--- start Information provided ---

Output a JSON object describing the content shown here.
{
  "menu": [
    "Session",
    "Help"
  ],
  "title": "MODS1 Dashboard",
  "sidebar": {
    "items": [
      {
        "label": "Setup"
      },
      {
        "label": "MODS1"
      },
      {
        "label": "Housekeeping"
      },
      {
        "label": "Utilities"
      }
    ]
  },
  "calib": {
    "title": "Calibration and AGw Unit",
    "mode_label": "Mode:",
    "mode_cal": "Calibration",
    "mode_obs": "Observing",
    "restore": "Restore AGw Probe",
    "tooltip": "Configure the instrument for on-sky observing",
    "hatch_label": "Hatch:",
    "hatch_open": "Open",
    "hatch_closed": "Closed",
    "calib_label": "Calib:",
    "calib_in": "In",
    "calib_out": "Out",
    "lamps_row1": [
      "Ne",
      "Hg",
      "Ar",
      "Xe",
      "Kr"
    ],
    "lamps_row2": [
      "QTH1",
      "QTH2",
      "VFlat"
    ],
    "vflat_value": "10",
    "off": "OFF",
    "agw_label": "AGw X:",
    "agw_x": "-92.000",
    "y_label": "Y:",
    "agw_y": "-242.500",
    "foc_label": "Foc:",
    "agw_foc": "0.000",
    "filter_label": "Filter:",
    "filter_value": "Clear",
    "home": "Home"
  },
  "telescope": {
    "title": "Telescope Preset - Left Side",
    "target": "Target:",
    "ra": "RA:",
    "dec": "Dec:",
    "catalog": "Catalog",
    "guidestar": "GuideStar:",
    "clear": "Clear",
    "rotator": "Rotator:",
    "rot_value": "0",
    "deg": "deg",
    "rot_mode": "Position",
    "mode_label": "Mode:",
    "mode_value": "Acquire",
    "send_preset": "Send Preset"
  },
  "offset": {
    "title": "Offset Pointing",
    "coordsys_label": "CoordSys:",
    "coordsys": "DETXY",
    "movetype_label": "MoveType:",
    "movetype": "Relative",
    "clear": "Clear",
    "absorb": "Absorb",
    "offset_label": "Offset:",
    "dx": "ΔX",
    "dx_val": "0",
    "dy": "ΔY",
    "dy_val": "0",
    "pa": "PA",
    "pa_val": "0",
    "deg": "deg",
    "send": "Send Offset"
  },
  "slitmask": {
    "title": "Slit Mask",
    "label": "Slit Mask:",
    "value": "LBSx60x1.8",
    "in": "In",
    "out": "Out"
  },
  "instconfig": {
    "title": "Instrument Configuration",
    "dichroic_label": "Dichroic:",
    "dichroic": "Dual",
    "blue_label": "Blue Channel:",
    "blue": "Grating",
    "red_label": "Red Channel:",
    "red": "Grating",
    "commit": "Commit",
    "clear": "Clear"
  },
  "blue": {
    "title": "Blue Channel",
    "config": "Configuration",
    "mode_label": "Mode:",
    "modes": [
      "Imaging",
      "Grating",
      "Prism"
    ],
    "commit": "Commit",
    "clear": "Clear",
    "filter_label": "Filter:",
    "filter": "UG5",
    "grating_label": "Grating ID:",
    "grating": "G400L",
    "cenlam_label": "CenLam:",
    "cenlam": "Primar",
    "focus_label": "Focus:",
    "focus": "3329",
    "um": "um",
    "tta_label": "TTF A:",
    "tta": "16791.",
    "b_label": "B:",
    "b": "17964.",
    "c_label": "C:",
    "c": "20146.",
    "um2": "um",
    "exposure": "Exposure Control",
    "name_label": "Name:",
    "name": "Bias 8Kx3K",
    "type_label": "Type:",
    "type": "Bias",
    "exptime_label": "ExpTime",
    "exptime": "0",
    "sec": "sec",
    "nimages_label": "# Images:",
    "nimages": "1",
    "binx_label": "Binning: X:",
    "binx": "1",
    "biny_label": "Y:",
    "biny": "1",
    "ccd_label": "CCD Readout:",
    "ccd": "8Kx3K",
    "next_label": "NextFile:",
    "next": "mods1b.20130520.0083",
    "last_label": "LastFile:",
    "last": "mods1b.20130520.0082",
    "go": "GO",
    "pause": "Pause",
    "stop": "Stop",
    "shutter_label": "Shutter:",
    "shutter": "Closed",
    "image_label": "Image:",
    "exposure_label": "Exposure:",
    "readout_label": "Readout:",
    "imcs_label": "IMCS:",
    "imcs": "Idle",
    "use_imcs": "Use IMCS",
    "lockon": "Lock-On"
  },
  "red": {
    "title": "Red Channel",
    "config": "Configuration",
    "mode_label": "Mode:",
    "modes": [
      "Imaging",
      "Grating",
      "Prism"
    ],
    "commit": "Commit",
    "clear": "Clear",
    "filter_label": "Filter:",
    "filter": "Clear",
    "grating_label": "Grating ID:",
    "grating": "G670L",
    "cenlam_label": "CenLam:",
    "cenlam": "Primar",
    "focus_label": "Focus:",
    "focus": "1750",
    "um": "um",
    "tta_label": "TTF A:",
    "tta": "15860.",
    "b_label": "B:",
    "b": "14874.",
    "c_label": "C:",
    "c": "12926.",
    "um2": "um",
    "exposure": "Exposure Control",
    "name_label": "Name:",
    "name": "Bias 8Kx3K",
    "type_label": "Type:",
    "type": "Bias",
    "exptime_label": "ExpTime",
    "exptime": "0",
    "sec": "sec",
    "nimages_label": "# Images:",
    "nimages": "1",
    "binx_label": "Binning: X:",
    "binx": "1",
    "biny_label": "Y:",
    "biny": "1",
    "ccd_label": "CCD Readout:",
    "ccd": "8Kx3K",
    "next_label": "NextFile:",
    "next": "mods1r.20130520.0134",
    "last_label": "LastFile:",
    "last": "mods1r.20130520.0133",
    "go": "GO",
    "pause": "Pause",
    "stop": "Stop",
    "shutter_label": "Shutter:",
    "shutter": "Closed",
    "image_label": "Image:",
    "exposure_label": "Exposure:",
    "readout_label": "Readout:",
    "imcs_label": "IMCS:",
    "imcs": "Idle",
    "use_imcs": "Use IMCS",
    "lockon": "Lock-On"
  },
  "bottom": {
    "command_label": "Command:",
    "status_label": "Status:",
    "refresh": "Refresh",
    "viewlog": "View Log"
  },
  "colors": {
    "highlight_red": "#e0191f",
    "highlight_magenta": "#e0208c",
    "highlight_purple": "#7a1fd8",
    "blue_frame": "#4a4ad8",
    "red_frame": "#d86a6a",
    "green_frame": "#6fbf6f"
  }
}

--- end Information provided ---

Problem description: Retype each record exactly, leaving nothing out.

Solved exercise:
Output a JSON object describing the content shown here.
{
  "menu": [
    "Session",
    "Help"
  ],
  "title": "MODS1 Dashboard",
  "sidebar": {
    "items": [
      {
        "label": "Setup"
      },
      {
        "label": "MODS1"
      },
      {
        "label": "Housekeeping"
      },
      {
        "label": "Utilities"
      }
    ]
  },
  "calib": {
    "title": "Calibration and AGw Unit",
    "mode_label": "Mode:",
    "mode_cal": "Calibration",
    "mode_obs": "Observing",
    "restore": "Restore AGw Probe",
    "tooltip": "Configure the instrument for on-sky observing",
    "hatch_label": "Hatch:",
    "hatch_open": "Open",
    "hatch_closed": "Closed",
    "calib_label": "Calib:",
    "calib_in": "In",
    "calib_out": "Out",
    "lamps_row1": [
      "Ne",
      "Hg",
      "Ar",
      "Xe",
      "Kr"
    ],
    "lamps_row2": [
      "QTH1",
      "QTH2",
      "VFlat"
    ],
    "vflat_value": "10",
    "off": "OFF",
    "agw_label": "AGw X:",
    "agw_x": "-92.000",
    "y_label": "Y:",
    "agw_y": "-242.500",
    "foc_label": "Foc:",
    "agw_foc": "0.000",
    "filter_label": "Filter:",
    "filter_value": "Clear",
    "home": "Home"
  },
  "telescope": {
    "title": "Telescope Preset - Left Side",
    "target": "Target:",
    "ra": "RA:",
    "dec": "Dec:",
    "catalog": "Catalog",
    "guidestar": "GuideStar:",
    "clear": "Clear",
    "rotator": "Rotator:",
    "rot_value": "0",
    "deg": "deg",
    "rot_mode": "Position",
    "mode_label": "Mode:",
    "mode_value": "Acquire",
    "send_preset": "Send Preset"
  },
  "offset": {
    "title": "Offset Pointing",
    "coordsys_label": "CoordSys:",
    "coordsys": "DETXY",
    "movetype_label": "MoveType:",
    "movetype": "Relative",
    "clear": "Clear",
    "absorb": "Absorb",
    "offset_label": "Offset:",
    "dx": "ΔX",
    "dx_val": "0",
    "dy": "ΔY",
    "dy_val": "0",
    "pa": "PA",
    "pa_val": "0",
    "deg": "deg",
    "send": "Send Offset"
  },
  "slitmask": {
    "title": "Slit Mask",
    "label": "Slit Mask:",
    "value": "LBSx60x1.8",
    "in": "In",
    "out": "Out"
  },
  "instconfig": {
    "title": "Instrument Configuration",
    "dichroic_label": "Dichroic:",
    "dichroic": "Dual",
    "blue_label": "Blue Channel:",
    "blue": "Grating",
    "red_label": "Red Channel:",
    "red": "Grating",
    "commit": "Commit",
    "clear": "Clear"
  },
  "blue": {
    "title": "Blue Channel",
    "config": "Configuration",
    "mode_label": "Mode:",
    "modes": [
      "Imaging",
      "Grating",
      "Prism"
    ],
    "commit": "Commit",
    "clear": "Clear",
    "filter_label": "Filter:",
    "filter": "UG5",
    "grating_label": "Grating ID:",
    "grating": "G400L",
    "cenlam_label": "CenLam:",
    "cenlam": "Primar",
    "focus_label": "Focus:",
    "focus": "3329",
    "um": "um",
    "tta_label": "TTF A:",
    "tta": "16791.",
    "b_label": "B:",
    "b": "17964.",
    "c_label": "C:",
    "c": "20146.",
    "um2": "um",
    "exposure": "Exposure Control",
    "name_label": "Name:",
    "name": "Bias 8Kx3K",
    "type_label": "Type:",
    "type": "Bias",
    "exptime_label": "ExpTime",
    "exptime": "0",
    "sec": "sec",
    "nimages_label": "# Images:",
    "nimages": "1",
    "binx_label": "Binning: X:",
    "binx": "1",
    "biny_label": "Y:",
    "biny": "1",
    "ccd_label": "CCD Readout:",
    "ccd": "8Kx3K",
    "next_label": "NextFile:",
    "next": "mods1b.20130520.0083",
    "last_label": "LastFile:",
    "last": "mods1b.20130520.0082",
    "go": "GO",
    "pause": "Pause",
    "stop": "Stop",
    "shutter_label": "Shutter:",
    "shutter": "Closed",
    "image_label": "Image:",
    "exposure_label": "Exposure:",
    "readout_label": "Readout:",
    "imcs_label": "IMCS:",
    "imcs": "Idle",
    "use_imcs": "Use IMCS",
    "lockon": "Lock-On"
  },
  "red": {
    "title": "Red Channel",
    "config": "Configuration",
    "mode_label": "Mode:",
    "modes": [
      "Imaging",
      "Grating",
      "Prism"
    ],
    "commit": "Commit",
    "clear": "Clear",
    "filter_label": "Filter:",
    "filter": "Clear",
    "grating_label": "Grating ID:",
    "grating": "G670L",
    "cenlam_label": "CenLam:",
    "cenlam": "Primar",
    "focus_label": "Focus:",
    "focus": "1750",
    "um": "um",
    "tta_label": "TTF A:",
    "tta": "15860.",
    "b_label": "B:",
    "b": "14874.",
    "c_label": "C:",
    "c": "12926.",
    "um2": "um",
    "exposure": "Exposure Control",
    "name_label": "Name:",
    "name": "Bias 8Kx3K",
    "type_label": "Type:",
    "type": "Bias",
    "exptime_label": "ExpTime",
    "exptime": "0",
    "sec": "sec",
    "nimages_label": "# Images:",
    "nimages": "1",
    "binx_label": "Binning: X:",
    "binx": "1",
    "biny_label": "Y:",
    "biny": "1",
    "ccd_label": "CCD Readout:",
    "ccd": "8Kx3K",
    "next_label": "NextFile:",
    "next": "mods1r.20130520.0134",
    "last_label": "LastFile:",
    "last": "mods1r.20130520.0133",
    "go": "GO",
    "pause": "Pause",
    "stop": "Stop",
    "shutter_label": "Shutter:",
    "shutter": "Closed",
    "image_label": "Image:",
    "exposure_label": "Exposure:",
    "readout_label": "Readout:",
    "imcs_label": "IMCS:",
    "imcs": "Idle",
    "use_imcs": "Use IMCS",
    "lockon": "Lock-On"
  },
  "bottom": {
    "command_label": "Command:",
    "status_label": "Status:",
    "refresh": "Refresh",
    "viewlog": "View Log"
  },
  "colors": {
    "highlight_red": "#e0191f",
    "highlight_magenta": "#e0208c",
    "highlight_purple": "#7a1fd8",
    "blue_frame": "#4a4ad8",
    "red_frame": "#d86a6a",
    "green_frame": "#6fbf6f"
  }
}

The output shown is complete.